(Element placement data)
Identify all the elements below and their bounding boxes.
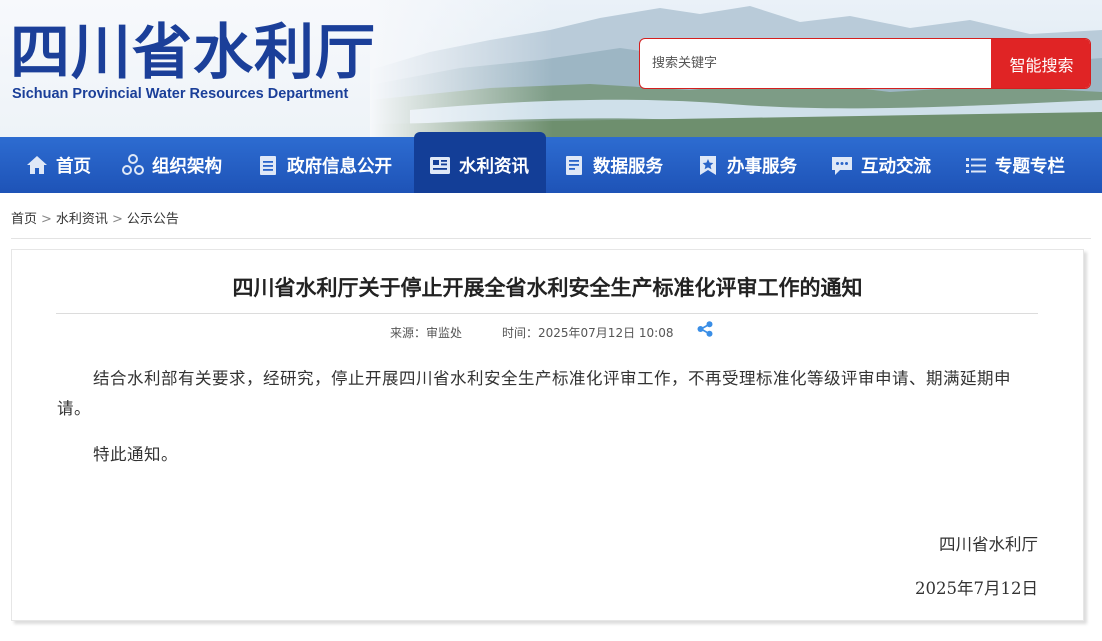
breadcrumb-announcements-link[interactable]: 公示公告: [127, 212, 179, 227]
breadcrumb: 首页 > 水利资讯 > 公示公告: [11, 208, 179, 227]
nav-item-org-structure[interactable]: 组织架构: [120, 137, 222, 193]
site-header: 四川省水利厅 Sichuan Provincial Water Resource…: [0, 0, 1102, 137]
nav-item-water-news[interactable]: 水利资讯: [414, 132, 546, 193]
home-icon: [24, 152, 50, 178]
breadcrumb-separator: >: [111, 212, 123, 227]
nav-item-interaction[interactable]: 互动交流: [829, 137, 931, 193]
nav-item-home[interactable]: 首页: [24, 137, 91, 193]
nav-item-gov-info[interactable]: 政府信息公开: [255, 137, 392, 193]
main-nav: 首页 组织架构 政府信息公开 水利资讯 数据服务 办事服务 互动交流 专题专栏: [0, 132, 1102, 193]
search-input[interactable]: [640, 39, 991, 88]
nav-item-affairs-service[interactable]: 办事服务: [695, 137, 797, 193]
article-card: [11, 249, 1084, 621]
article-title: 四川省水利厅关于停止开展全省水利安全生产标准化评审工作的通知: [232, 276, 863, 300]
service-star-icon: [695, 152, 721, 178]
title-divider: [56, 313, 1038, 314]
site-logo-subtitle: Sichuan Provincial Water Resources Depar…: [12, 86, 349, 102]
org-structure-icon: [120, 152, 146, 178]
article-time: 时间：2025年07月12日 10:08: [502, 326, 674, 340]
nav-item-label: 办事服务: [727, 156, 797, 177]
breadcrumb-separator: >: [41, 212, 52, 227]
smart-search-button[interactable]: 智能搜索: [991, 39, 1090, 88]
nav-item-special-topics[interactable]: 专题专栏: [963, 137, 1065, 193]
article-date: 2025年7月12日: [915, 579, 1038, 598]
list-icon: [963, 152, 989, 178]
nav-item-label: 政府信息公开: [287, 156, 392, 177]
nav-item-label: 专题专栏: [995, 156, 1065, 177]
data-icon: [561, 152, 587, 178]
article-signature: 四川省水利厅: [939, 535, 1038, 554]
nav-item-label: 组织架构: [152, 156, 222, 177]
article-source: 来源：审监处: [390, 326, 463, 340]
news-icon: [427, 152, 453, 178]
nav-item-label: 互动交流: [861, 156, 931, 177]
article-paragraph: 特此通知。: [93, 445, 178, 464]
nav-item-data-service[interactable]: 数据服务: [561, 137, 663, 193]
document-icon: [255, 152, 281, 178]
breadcrumb-home-link[interactable]: 首页: [11, 212, 37, 227]
breadcrumb-divider: [11, 238, 1091, 239]
nav-item-label: 数据服务: [593, 156, 663, 177]
nav-item-label: 首页: [56, 156, 91, 177]
nav-item-label: 水利资讯: [459, 156, 529, 177]
search-box: 智能搜索: [639, 38, 1091, 89]
article-paragraph: 结合水利部有关要求，经研究，停止开展四川省水利安全生产标准化评审工作，不再受理标…: [57, 369, 1011, 418]
chat-icon: [829, 152, 855, 178]
site-logo-title[interactable]: 四川省水利厅: [10, 18, 376, 88]
breadcrumb-water-news-link[interactable]: 水利资讯: [56, 212, 108, 227]
share-icon[interactable]: [696, 320, 714, 338]
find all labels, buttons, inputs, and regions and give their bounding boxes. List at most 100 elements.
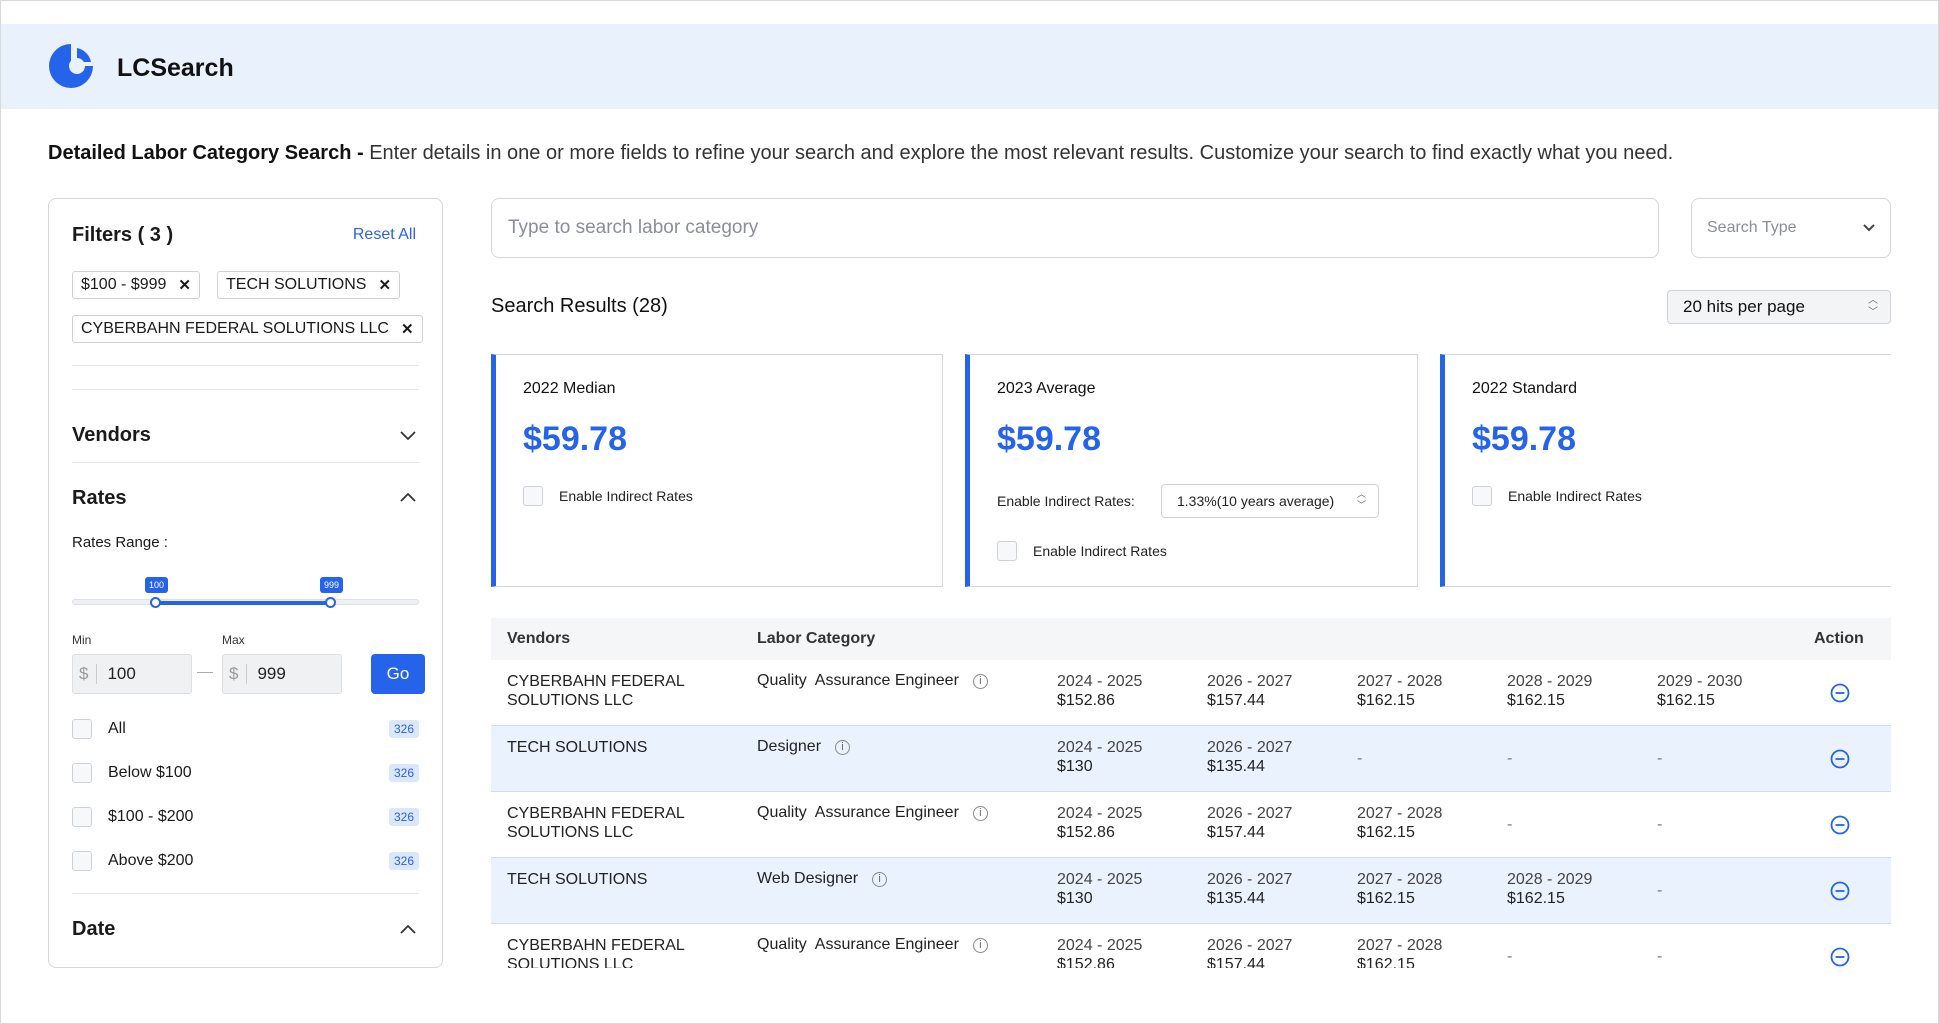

What you have to do ::
Rewrite all of the rows above, changing "bounding boxes" to "box coordinates" everywhere it occurs and keeping everything else the same. Leave the pictures out of your answer.

Response to this task ::
Identify all the elements below and their box coordinates.
breadcrumb-announcements-link[interactable]: 公示公告: [127, 212, 179, 227]
breadcrumb: 首页 > 水利资讯 > 公示公告: [11, 208, 179, 227]
nav-item-org-structure[interactable]: 组织架构: [120, 137, 222, 193]
site-header: 四川省水利厅 Sichuan Provincial Water Resource…: [0, 0, 1102, 137]
nav-item-water-news[interactable]: 水利资讯: [414, 132, 546, 193]
home-icon: [24, 152, 50, 178]
breadcrumb-separator: >: [111, 212, 123, 227]
nav-item-interaction[interactable]: 互动交流: [829, 137, 931, 193]
nav-item-home[interactable]: 首页: [24, 137, 91, 193]
nav-item-gov-info[interactable]: 政府信息公开: [255, 137, 392, 193]
main-nav: 首页 组织架构 政府信息公开 水利资讯 数据服务 办事服务 互动交流 专题专栏: [0, 132, 1102, 193]
search-input[interactable]: [640, 39, 991, 88]
nav-item-affairs-service[interactable]: 办事服务: [695, 137, 797, 193]
article-card: [11, 249, 1084, 621]
article-title: 四川省水利厅关于停止开展全省水利安全生产标准化评审工作的通知: [232, 276, 863, 300]
service-star-icon: [695, 152, 721, 178]
title-divider: [56, 313, 1038, 314]
site-logo-subtitle: Sichuan Provincial Water Resources Depar…: [12, 86, 349, 102]
org-structure-icon: [120, 152, 146, 178]
article-time: 时间：2025年07月12日 10:08: [502, 326, 674, 340]
nav-item-label: 办事服务: [727, 156, 797, 177]
breadcrumb-separator: >: [41, 212, 52, 227]
smart-search-button[interactable]: 智能搜索: [991, 39, 1090, 88]
nav-item-special-topics[interactable]: 专题专栏: [963, 137, 1065, 193]
article-date: 2025年7月12日: [915, 579, 1038, 598]
list-icon: [963, 152, 989, 178]
nav-item-label: 政府信息公开: [287, 156, 392, 177]
nav-item-label: 专题专栏: [995, 156, 1065, 177]
data-icon: [561, 152, 587, 178]
article-signature: 四川省水利厅: [939, 535, 1038, 554]
nav-item-label: 组织架构: [152, 156, 222, 177]
article-source: 来源：审监处: [390, 326, 463, 340]
news-icon: [427, 152, 453, 178]
nav-item-label: 互动交流: [861, 156, 931, 177]
article-paragraph: 特此通知。: [93, 445, 178, 464]
nav-item-data-service[interactable]: 数据服务: [561, 137, 663, 193]
document-icon: [255, 152, 281, 178]
breadcrumb-home-link[interactable]: 首页: [11, 212, 37, 227]
breadcrumb-divider: [11, 238, 1091, 239]
nav-item-label: 数据服务: [593, 156, 663, 177]
nav-item-label: 首页: [56, 156, 91, 177]
nav-item-label: 水利资讯: [459, 156, 529, 177]
search-box: 智能搜索: [639, 38, 1091, 89]
article-paragraph: 结合水利部有关要求，经研究，停止开展四川省水利安全生产标准化评审工作，不再受理标…: [57, 369, 1011, 418]
chat-icon: [829, 152, 855, 178]
site-logo-title[interactable]: 四川省水利厅: [10, 18, 376, 88]
breadcrumb-water-news-link[interactable]: 水利资讯: [56, 212, 108, 227]
share-icon[interactable]: [696, 320, 714, 338]
find all labels, buttons, inputs, and regions and give their box coordinates. List at most 100 elements.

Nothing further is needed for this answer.